# Provided text

--- --- ---

Junior doctors continue to strike over holiday pay owed since 2014
NASSAU, BAHAMAS — Following the government’s admission that it did not account for union payouts in the 2019/2020 budget, Progressive Liberal Party (PLP) Deputy Leader Chester Cooper said yesterday that the Minnis administration needs to put more focus on the Bahamian people and less on the numbers.
While speaking to the media following a laying of wreath at the mausoleum of the late Sir Lynden Pindling at St. Agnes Cemetery, Cooper said that the opposition warned the government about shifting its focus before.
“We’ve said before that the government has often been too focused on the numbers and not enough focus on the people,” he said.
“From a financial perspective I believe that budgeting is about forecasting.
“Too [much] focus on meeting a deficit target and not enough focus on providing services for the country.”
Cooper said that to hear that the government has not accounted for the unions in the budget is startling and again highlights the government’s disregard for the people.
“Less focus on the numbers but the substance of the numbers and this has been our constant complaint with the ministry of finance,” he said.
“They are not doing enough to ensure that the Bahamian people get the services they need.”
During Saturday’s meeting between Dr. Hubert Minnis, his Cabinet and several union heads, the Ministry of Finance made a presentation to the union leaders on the country’s fiscal position and the critical need to lower expenditure, boost revenue and manage the country’s deficit and national debt.
BPSU President Kimsley Ferguson and National Congress of Trade Unions (NCTUB) Acting President Paul Maynard said the meeting was too little too late.
“If you are going to advise us of the country’s financial position in light of the fact that there are industrial agreements that would’ve already expired, I think you’re timing is poor,” Ferguson said.
“What they need to do is talk to the stakeholders before they make these budgets up and that’s the problem they are having,” Maynard added. “It’s showing and they are beginning to lag behind.
There’s absolutely no excuse. You knew all the contracts were up last year.”
While Ferguson indicated that Saturday’s meeting was a welcomed gesture, he said he believes the government is in a financial position to satisfy the unions’ members who he said have not asked for more than what they are owed.
Last week, the Bahamas Public Service Union marched downtown to the Churchill Building.
Meanwhile, the Bahamas Doctors Union withdrew services last Wednesday over issues surrounding holiday pay owed to them since 2014.
The move forced Princess Margaret Hospital, Sandilands Rehabilitation Centre, and the Rand Memorial Hospital to suspend non-emergency services.

--- --- ---

# Data listing
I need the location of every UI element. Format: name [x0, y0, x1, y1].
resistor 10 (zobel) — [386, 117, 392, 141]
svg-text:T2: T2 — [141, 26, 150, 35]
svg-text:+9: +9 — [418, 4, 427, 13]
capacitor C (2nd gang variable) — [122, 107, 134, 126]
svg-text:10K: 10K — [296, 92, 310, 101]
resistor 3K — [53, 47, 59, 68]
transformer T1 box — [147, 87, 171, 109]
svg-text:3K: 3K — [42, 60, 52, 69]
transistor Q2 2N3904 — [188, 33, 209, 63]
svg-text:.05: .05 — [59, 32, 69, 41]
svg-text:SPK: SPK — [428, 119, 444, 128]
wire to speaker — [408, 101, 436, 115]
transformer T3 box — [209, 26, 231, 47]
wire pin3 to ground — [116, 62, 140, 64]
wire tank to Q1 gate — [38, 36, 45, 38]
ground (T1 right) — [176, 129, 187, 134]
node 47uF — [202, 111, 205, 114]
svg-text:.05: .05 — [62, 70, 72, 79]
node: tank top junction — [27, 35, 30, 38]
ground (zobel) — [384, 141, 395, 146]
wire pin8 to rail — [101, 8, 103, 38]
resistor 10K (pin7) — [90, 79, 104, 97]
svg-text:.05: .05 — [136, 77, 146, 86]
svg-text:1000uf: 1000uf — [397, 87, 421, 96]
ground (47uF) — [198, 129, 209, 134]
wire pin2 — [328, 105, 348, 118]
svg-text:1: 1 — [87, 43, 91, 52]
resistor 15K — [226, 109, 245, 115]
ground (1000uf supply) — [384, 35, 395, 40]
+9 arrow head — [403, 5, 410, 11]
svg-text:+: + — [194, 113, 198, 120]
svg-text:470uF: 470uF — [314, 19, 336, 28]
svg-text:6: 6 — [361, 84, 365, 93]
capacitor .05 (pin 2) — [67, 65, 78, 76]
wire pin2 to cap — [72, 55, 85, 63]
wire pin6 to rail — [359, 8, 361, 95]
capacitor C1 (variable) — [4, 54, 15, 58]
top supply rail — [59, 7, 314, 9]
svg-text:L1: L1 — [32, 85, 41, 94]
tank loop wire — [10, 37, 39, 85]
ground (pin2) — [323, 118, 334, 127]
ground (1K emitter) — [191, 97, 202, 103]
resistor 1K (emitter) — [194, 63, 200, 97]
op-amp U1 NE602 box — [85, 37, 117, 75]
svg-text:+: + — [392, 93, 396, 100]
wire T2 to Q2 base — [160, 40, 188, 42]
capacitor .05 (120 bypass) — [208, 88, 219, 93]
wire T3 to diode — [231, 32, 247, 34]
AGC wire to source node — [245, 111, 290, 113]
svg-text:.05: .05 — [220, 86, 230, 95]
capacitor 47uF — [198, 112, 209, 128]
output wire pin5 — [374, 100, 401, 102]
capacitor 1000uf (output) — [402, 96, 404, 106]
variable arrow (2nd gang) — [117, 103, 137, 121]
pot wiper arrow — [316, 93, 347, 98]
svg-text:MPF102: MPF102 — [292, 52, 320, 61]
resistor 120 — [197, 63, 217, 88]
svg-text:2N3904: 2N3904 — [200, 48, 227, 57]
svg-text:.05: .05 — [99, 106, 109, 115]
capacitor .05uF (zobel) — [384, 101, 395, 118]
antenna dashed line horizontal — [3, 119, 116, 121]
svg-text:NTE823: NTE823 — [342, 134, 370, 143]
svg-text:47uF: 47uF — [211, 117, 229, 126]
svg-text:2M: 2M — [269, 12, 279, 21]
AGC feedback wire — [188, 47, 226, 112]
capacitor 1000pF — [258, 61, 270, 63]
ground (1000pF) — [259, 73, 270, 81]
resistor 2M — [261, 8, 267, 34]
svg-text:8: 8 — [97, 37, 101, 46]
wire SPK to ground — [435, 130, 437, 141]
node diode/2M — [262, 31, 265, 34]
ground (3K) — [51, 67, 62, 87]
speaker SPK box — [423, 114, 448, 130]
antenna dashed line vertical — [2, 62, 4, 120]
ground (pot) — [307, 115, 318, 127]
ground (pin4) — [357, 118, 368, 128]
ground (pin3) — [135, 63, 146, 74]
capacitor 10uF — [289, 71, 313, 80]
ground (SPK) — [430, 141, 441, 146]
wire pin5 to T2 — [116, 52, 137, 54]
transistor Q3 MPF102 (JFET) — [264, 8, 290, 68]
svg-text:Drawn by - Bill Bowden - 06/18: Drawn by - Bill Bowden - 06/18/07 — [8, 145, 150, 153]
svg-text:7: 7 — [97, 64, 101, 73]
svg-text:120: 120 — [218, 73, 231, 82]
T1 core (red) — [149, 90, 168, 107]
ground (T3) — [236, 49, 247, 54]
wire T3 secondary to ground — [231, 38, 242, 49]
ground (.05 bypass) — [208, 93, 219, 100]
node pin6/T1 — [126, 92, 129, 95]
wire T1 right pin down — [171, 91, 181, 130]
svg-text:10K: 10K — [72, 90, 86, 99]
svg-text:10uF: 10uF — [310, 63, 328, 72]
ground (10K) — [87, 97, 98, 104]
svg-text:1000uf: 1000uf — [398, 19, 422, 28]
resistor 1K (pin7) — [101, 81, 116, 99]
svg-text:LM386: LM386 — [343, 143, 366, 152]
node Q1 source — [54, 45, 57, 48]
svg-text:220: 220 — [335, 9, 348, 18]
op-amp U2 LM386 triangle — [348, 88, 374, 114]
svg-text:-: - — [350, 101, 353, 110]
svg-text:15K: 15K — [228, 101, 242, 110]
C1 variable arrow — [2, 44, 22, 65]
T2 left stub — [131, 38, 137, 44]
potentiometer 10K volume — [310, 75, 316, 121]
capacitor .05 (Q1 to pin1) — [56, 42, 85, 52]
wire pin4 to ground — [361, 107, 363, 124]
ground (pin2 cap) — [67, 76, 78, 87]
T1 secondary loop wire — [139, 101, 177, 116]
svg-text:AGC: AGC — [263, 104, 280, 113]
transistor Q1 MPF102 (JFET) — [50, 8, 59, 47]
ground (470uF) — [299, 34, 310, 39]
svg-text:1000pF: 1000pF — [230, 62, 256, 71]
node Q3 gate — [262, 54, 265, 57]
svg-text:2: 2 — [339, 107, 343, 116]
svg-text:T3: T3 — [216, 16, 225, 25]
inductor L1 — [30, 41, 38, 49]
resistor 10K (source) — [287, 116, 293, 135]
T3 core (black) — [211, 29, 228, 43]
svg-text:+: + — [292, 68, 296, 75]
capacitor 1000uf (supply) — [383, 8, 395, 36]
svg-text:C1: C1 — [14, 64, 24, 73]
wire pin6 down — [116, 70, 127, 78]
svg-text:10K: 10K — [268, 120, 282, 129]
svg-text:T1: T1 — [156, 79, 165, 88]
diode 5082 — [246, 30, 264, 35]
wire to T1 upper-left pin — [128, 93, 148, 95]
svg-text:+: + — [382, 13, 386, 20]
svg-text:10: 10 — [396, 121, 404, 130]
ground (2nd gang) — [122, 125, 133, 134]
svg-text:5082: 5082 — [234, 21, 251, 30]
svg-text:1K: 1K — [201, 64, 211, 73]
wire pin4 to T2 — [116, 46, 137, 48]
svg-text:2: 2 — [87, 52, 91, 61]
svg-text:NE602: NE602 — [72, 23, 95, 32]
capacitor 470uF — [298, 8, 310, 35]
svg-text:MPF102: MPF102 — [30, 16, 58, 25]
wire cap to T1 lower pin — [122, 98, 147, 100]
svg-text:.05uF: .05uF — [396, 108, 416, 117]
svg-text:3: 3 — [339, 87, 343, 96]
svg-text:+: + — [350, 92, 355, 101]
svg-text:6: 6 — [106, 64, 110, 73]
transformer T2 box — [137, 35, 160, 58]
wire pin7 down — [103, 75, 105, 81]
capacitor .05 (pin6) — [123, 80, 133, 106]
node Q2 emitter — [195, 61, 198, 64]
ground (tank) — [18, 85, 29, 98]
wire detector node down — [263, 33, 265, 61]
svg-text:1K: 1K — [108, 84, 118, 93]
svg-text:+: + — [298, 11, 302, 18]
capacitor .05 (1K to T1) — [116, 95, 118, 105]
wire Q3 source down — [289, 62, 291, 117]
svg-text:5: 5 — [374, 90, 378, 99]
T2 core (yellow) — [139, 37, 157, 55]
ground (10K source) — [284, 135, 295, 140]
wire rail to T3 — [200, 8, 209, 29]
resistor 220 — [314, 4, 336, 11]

--- --- ---

# Required tasks
(A) According to the news article, which facilities had to suspend non-emergency services after the doctors withdrew their services?
(B) Translate this sentence from the news article into Spanish: "Last week, the Bahamas Public Service Union marched downtown to the Churchill Building."
(C) Output verbatim the part of the news article that begins at the words "While speaking to" and stops after "is about forecasting.".

# Answers by item
(A) Princess Margaret Hospital, Sandilands Rehabilitation Centre, and the Rand Memorial Hospital suspended non-emergency services.

(B) La semana pasada, el Sindicato de Servicios Públicos de las Bahamas marchó por el centro de la ciudad hasta el edificio Churchill.

(C)
While speaking to the media following a laying of wreath at the mausoleum of the late Sir Lynden Pindling at St. Agnes Cemetery, Cooper said that the opposition warned the government about shifting its focus before.
“We’ve said before that the government has often been too focused on the numbers and not enough focus on the people,” he said.
“From a financial perspective I believe that budgeting is about forecasting.